§ DOCUMENT:
····················

By Friction: When two bodies rub together, an equal amount of positive and negative charges appear due to electron transfer.
For example, When a glass rod is rubbed against silk, electrons are transferred from the glass rod to the silk. As a result, the glass rod gains a positive charge while the silk loses a negative charge.

By induction: When a charged body comes into contact with an uncharged body, one side of the neutral body becomes oppositely charged while the other side remains unchanged.
For example, if a positively charged glass rod is brought close to a piece of paper, the paper is attracted. This occurs because the rod attracts electrons in the paper, causing the edge of the paper closest to the rod to become negatively charged, while the opposite end becomes positively charged due to an electron deficiency.

3. By conduction: When two conductors come into contact, the charges will be distributed evenly between them.

For example, When a negatively charged plastic rod comes into contact with a neutral pith ball, some electrons from the rod transfer to the pith ball, causing the pith ball to become negatively charged.

Properties of Charge:

Additivity: The total charge (Q) in a system containing multiple charges(q1,q2,q3…………qn,) is the sum of individual charges: q1+q2+.....qn.
Conservation of Charge: It is not possible to create or destroy a charge; it can only be transferred. When rubbing a glass rod with silk, for example, the charge is transferred rather than created.
Independence of Velocity: The velocity of a particle has no effect on its charge.

····················

§ REQUIRED TASK:
Write out, word for word, the stretch of the passage on electric charge from "For example, When a negatively" through "become negatively charged.". None of the items below have any bearing on this.

[Items stored in a collection]

····················

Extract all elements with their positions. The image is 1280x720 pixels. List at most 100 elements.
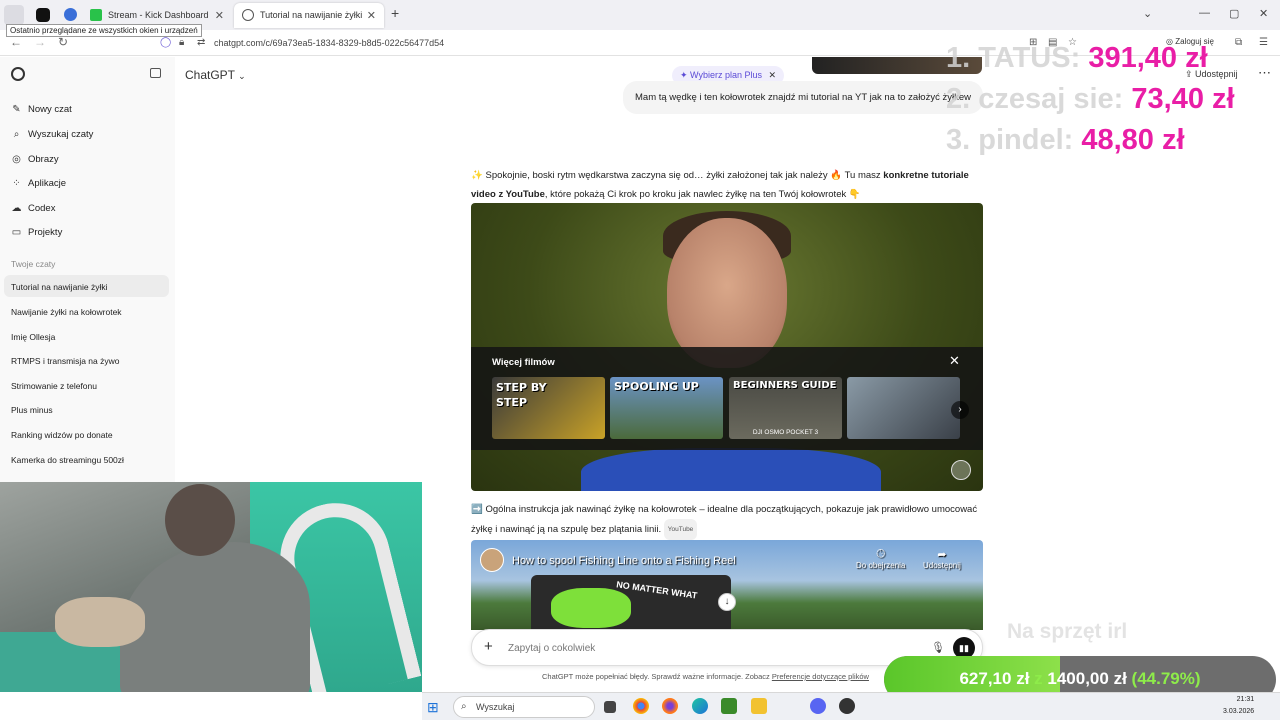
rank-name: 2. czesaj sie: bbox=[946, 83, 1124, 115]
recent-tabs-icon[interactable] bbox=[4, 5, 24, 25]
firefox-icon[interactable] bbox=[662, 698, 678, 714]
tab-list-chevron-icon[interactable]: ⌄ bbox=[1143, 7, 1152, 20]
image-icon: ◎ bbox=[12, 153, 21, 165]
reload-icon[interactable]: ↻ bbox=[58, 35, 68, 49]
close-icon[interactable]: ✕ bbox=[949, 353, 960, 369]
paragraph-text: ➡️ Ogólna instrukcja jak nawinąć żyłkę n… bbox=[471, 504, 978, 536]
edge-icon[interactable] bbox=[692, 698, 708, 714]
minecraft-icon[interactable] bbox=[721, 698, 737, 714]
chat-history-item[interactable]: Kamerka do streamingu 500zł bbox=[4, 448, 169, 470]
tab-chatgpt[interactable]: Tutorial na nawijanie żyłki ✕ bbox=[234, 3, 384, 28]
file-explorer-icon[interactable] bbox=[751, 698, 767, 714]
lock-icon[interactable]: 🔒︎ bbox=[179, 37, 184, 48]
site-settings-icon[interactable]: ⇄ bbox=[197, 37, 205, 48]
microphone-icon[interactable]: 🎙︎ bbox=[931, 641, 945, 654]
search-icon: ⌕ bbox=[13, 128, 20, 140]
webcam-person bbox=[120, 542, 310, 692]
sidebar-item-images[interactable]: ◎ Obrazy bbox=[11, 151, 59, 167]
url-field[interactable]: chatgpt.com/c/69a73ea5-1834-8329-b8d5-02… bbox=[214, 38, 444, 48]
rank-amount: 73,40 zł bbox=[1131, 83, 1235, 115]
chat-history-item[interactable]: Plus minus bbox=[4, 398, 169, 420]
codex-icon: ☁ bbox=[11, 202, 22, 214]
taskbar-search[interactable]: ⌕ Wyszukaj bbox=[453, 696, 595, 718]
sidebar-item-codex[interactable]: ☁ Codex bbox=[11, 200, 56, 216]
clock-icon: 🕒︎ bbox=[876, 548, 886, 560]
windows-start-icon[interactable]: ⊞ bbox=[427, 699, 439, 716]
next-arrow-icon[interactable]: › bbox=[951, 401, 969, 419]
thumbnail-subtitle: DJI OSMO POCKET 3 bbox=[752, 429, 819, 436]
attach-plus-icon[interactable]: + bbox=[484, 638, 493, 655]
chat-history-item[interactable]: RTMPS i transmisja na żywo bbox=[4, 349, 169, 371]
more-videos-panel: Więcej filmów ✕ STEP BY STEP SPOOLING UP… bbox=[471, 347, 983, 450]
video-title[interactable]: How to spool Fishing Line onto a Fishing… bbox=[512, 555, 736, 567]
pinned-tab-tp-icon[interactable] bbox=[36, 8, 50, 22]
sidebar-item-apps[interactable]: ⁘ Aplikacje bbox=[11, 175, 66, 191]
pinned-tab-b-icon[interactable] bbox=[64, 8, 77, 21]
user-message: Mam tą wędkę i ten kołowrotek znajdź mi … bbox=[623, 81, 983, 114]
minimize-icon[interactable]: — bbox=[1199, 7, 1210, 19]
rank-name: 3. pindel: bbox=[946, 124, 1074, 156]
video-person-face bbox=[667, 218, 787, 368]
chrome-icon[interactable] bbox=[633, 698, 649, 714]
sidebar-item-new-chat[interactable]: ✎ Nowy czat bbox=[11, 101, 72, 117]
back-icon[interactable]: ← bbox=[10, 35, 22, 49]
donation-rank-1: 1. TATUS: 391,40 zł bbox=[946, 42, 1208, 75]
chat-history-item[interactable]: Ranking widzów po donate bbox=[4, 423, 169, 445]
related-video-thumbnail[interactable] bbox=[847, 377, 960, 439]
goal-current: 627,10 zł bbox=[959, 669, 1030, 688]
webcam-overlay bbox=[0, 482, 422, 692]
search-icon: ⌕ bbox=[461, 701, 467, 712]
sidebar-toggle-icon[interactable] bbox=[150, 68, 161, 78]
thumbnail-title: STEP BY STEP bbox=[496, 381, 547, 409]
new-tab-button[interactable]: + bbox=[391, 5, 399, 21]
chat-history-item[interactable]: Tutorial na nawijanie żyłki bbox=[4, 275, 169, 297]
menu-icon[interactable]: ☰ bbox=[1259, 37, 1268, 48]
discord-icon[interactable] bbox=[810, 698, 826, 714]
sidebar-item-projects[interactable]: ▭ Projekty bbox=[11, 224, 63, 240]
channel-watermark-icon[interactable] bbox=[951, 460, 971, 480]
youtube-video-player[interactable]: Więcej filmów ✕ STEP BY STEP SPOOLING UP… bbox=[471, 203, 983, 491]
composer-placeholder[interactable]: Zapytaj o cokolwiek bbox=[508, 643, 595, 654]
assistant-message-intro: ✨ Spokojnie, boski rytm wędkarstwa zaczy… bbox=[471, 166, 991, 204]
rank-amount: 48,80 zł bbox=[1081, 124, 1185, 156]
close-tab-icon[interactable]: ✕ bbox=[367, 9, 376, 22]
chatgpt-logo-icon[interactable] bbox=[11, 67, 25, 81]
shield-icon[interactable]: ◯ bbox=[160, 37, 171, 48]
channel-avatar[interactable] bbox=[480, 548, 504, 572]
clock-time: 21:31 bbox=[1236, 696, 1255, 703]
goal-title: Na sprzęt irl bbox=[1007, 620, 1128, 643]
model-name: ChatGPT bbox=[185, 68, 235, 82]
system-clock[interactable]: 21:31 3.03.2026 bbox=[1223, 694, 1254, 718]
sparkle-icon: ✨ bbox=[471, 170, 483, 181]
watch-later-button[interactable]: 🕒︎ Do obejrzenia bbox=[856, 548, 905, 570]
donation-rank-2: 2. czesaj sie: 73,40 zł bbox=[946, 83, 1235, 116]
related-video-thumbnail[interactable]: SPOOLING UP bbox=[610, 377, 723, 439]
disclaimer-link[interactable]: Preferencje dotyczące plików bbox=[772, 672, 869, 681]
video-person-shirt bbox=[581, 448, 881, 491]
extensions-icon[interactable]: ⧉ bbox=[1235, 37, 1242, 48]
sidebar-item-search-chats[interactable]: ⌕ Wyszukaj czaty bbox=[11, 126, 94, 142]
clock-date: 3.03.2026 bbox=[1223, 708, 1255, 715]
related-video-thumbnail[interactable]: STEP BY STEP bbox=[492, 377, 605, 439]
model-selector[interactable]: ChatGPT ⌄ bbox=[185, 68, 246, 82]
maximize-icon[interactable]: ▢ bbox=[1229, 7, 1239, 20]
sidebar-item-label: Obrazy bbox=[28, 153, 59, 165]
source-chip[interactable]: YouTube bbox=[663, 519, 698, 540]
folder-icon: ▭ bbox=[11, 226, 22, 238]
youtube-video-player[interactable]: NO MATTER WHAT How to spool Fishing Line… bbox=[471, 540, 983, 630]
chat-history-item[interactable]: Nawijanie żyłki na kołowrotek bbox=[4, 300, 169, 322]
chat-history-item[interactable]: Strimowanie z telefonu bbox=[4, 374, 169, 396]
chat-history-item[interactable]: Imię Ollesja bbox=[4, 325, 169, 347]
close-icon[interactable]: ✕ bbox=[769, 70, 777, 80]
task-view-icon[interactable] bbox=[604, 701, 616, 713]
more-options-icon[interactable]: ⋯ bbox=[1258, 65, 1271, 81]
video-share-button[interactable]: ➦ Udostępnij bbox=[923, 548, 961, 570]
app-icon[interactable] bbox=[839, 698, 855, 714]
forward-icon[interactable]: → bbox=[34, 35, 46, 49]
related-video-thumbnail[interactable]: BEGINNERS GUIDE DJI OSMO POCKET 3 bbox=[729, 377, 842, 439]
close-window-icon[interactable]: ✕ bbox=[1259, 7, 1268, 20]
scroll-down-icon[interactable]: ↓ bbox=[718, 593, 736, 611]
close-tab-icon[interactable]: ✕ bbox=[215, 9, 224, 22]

····················

§ THE SOLUTION:
For example, When a negatively charged plastic rod comes into contact with a neutral pith ball, some electrons from the rod transfer to the pith ball, causing the pith ball to become negatively charged.